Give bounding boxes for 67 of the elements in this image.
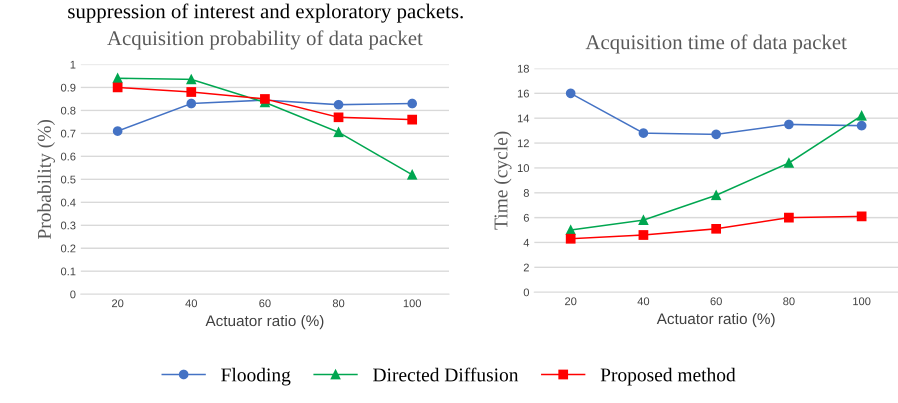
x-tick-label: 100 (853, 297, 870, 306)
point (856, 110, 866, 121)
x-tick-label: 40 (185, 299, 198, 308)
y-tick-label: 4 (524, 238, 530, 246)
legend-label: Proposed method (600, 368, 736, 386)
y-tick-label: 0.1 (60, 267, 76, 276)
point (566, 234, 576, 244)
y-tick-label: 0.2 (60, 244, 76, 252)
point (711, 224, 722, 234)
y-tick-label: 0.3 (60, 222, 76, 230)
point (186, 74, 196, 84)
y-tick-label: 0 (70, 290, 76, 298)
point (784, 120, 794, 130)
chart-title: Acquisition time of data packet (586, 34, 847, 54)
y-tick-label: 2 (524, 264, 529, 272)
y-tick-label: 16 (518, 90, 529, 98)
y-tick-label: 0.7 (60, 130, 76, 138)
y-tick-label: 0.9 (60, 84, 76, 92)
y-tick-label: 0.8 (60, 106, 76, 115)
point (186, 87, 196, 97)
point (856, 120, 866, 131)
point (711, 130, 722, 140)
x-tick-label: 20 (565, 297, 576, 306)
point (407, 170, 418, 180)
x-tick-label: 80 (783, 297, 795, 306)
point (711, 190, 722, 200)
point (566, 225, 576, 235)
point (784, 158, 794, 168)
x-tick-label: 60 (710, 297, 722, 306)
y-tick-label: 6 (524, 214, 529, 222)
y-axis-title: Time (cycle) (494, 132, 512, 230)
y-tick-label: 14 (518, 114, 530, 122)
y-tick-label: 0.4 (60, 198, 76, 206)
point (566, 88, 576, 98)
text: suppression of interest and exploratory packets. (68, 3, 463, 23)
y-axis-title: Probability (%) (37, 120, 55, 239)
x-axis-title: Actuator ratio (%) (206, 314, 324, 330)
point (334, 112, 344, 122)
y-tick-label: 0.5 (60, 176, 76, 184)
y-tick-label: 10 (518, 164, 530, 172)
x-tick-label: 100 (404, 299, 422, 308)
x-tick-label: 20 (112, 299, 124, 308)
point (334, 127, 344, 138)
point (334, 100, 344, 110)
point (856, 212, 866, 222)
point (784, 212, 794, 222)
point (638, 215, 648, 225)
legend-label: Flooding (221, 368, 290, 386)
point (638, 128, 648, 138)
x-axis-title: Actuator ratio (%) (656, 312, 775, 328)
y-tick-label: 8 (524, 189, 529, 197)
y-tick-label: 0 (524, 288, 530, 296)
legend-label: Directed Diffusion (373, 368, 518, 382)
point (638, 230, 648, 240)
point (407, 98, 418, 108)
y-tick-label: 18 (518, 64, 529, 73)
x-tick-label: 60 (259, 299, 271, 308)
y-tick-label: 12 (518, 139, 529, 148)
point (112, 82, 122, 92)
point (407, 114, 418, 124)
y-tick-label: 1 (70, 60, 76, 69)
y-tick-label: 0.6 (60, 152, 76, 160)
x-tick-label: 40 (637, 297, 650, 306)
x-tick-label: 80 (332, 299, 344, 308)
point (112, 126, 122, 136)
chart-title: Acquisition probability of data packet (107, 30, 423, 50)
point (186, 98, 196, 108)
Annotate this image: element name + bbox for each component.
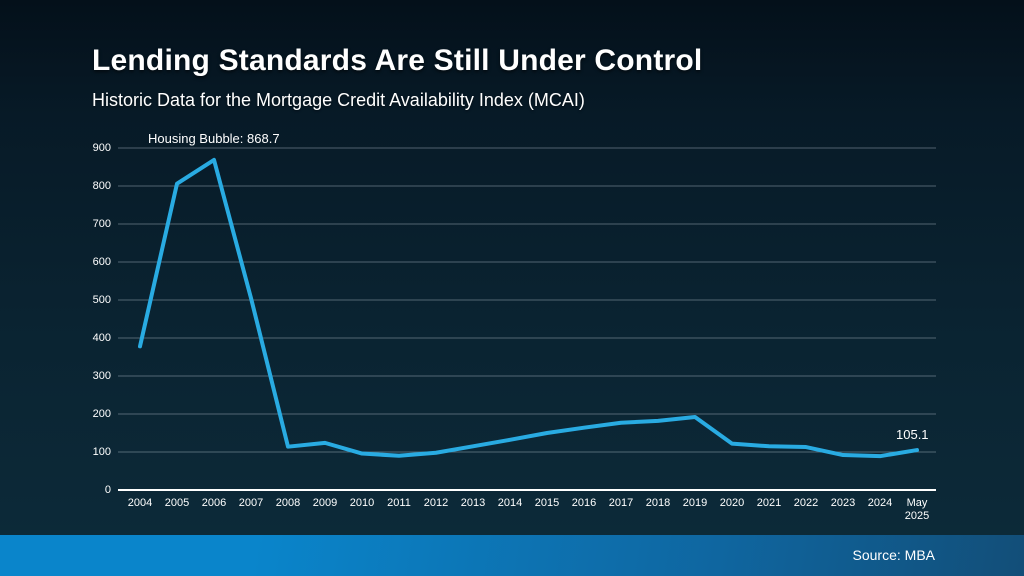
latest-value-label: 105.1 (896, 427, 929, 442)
+ + + + + + +
## What you are asked to do:
Write every line of the listing above as a JSON list of strings, one string per line, with blank lines dropped and the pictures left out.

## Complete answer:
[
  "Give bounding boxes for 67 of the elements in this image.",
  "x-tick-label: 100 (853, 297, 870, 306)",
  "point (856, 110, 866, 121)",
  "x-tick-label: 40 (185, 299, 198, 308)",
  "y-tick-label: 4 (524, 238, 530, 246)",
  "legend-label: Proposed method (600, 368, 736, 386)",
  "y-tick-label: 0.1 (60, 267, 76, 276)",
  "point (566, 234, 576, 244)",
  "y-tick-label: 0.2 (60, 244, 76, 252)",
  "point (711, 224, 722, 234)",
  "y-tick-label: 0.3 (60, 222, 76, 230)",
  "point (186, 74, 196, 84)",
  "y-tick-label: 0 (70, 290, 76, 298)",
  "point (784, 120, 794, 130)",
  "chart-title: Acquisition time of data packet (586, 34, 847, 54)",
  "y-tick-label: 2 (524, 264, 529, 272)",
  "y-tick-label: 16 (518, 90, 529, 98)",
  "y-tick-label: 0.7 (60, 130, 76, 138)",
  "y-tick-label: 0.9 (60, 84, 76, 92)",
  "y-tick-label: 0.8 (60, 106, 76, 115)",
  "point (186, 87, 196, 97)",
  "point (856, 120, 866, 131)",
  "point (711, 130, 722, 140)",
  "x-tick-label: 20 (565, 297, 576, 306)",
  "point (407, 170, 418, 180)",
  "x-tick-label: 80 (783, 297, 795, 306)",
  "point (711, 190, 722, 200)",
  "point (566, 225, 576, 235)",
  "point (784, 158, 794, 168)",
  "x-tick-label: 60 (710, 297, 722, 306)",
  "y-tick-label: 6 (524, 214, 529, 222)",
  "y-axis-title: Time (cycle) (494, 132, 512, 230)",
  "y-tick-label: 14 (518, 114, 530, 122)",
  "y-tick-label: 0.4 (60, 198, 76, 206)",
  "point (566, 88, 576, 98)",
  "text: suppression of interest and exploratory packets. (68, 3, 463, 23)",
  "y-axis-title: Probability (%) (37, 120, 55, 239)",
  "x-axis-title: Actuator ratio (%) (206, 314, 324, 330)",
  "point (334, 112, 344, 122)",
  "y-tick-label: 0.5 (60, 176, 76, 184)",
  "y-tick-label: 10 (518, 164, 530, 172)",
  "x-tick-label: 100 (404, 299, 422, 308)",
  "x-tick-label: 20 (112, 299, 124, 308)",
  "point (334, 127, 344, 138)",
  "point (334, 100, 344, 110)",
  "point (856, 212, 866, 222)",
  "point (784, 212, 794, 222)",
  "point (638, 215, 648, 225)",
  "legend-label: Flooding (221, 368, 290, 386)",
  "point (638, 128, 648, 138)",
  "x-axis-title: Actuator ratio (%) (656, 312, 775, 328)",
  "y-tick-label: 8 (524, 189, 529, 197)",
  "y-tick-label: 0 (524, 288, 530, 296)",
  "legend-label: Directed Diffusion (373, 368, 518, 382)",
  "point (638, 230, 648, 240)",
  "point (407, 98, 418, 108)",
  "y-tick-label: 18 (518, 64, 529, 73)",
  "x-tick-label: 60 (259, 299, 271, 308)",
  "y-tick-label: 12 (518, 139, 529, 148)",
  "point (112, 82, 122, 92)",
  "point (407, 114, 418, 124)",
  "y-tick-label: 1 (70, 60, 76, 69)",
  "y-tick-label: 0.6 (60, 152, 76, 160)",
  "x-tick-label: 40 (637, 297, 650, 306)",
  "x-tick-label: 80 (332, 299, 344, 308)",
  "point (112, 126, 122, 136)",
  "chart-title: Acquisition probability of data packet (107, 30, 423, 50)",
  "point (186, 98, 196, 108)",
  "Annotate this image: element name + bbox for each component.",
  "latest-value-label: 105.1 (896, 427, 929, 442)"
]